Given task:
Gather all lines from the material that contain the word "name".

Data records:
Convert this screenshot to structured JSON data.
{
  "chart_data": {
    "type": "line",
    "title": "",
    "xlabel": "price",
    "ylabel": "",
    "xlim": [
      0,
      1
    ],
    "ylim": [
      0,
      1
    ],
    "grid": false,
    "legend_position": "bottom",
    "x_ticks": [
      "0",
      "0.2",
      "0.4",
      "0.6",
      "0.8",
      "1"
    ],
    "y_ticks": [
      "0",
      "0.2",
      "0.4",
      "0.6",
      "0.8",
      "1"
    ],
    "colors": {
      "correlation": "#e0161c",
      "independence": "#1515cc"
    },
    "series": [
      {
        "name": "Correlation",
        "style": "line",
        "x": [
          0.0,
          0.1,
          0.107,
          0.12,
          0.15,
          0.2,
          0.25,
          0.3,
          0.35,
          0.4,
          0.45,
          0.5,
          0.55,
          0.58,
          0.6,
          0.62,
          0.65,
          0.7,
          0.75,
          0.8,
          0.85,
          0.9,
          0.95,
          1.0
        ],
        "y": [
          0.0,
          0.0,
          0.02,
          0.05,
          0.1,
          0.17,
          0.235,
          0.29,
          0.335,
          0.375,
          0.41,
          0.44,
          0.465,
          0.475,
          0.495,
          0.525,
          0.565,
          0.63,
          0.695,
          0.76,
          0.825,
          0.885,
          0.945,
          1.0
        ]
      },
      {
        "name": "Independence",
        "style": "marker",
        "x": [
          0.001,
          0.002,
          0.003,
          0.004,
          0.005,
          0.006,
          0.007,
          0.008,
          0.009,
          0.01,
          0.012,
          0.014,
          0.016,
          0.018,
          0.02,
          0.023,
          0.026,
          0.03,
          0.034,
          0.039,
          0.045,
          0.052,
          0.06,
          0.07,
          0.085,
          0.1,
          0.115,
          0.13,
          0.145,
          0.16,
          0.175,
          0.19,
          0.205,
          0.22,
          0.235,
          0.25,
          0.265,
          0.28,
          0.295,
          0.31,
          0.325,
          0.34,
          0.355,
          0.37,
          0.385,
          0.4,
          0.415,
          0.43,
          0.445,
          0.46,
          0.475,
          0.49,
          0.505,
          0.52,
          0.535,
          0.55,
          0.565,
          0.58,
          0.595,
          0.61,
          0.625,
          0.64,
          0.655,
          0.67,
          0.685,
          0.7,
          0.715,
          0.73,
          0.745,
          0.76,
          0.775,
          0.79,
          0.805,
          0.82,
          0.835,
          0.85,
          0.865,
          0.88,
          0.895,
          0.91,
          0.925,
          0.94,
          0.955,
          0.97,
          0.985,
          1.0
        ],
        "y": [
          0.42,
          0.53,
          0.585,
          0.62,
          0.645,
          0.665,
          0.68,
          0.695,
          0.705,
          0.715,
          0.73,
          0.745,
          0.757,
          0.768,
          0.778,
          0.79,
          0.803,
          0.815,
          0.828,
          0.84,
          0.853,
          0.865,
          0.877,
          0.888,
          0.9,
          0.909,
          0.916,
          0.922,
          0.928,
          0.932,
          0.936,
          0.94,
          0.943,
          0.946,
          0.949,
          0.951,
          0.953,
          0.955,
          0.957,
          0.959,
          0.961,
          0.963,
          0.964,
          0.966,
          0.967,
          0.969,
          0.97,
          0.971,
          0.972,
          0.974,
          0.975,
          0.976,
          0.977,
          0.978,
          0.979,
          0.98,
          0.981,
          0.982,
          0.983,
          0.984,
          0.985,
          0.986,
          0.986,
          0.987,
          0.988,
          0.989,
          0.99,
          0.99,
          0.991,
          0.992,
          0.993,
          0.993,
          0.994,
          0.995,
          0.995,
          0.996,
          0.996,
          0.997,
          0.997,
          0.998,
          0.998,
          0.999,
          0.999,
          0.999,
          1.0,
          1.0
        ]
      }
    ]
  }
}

Full output:
        "name": "Correlation",
        "name": "Independence",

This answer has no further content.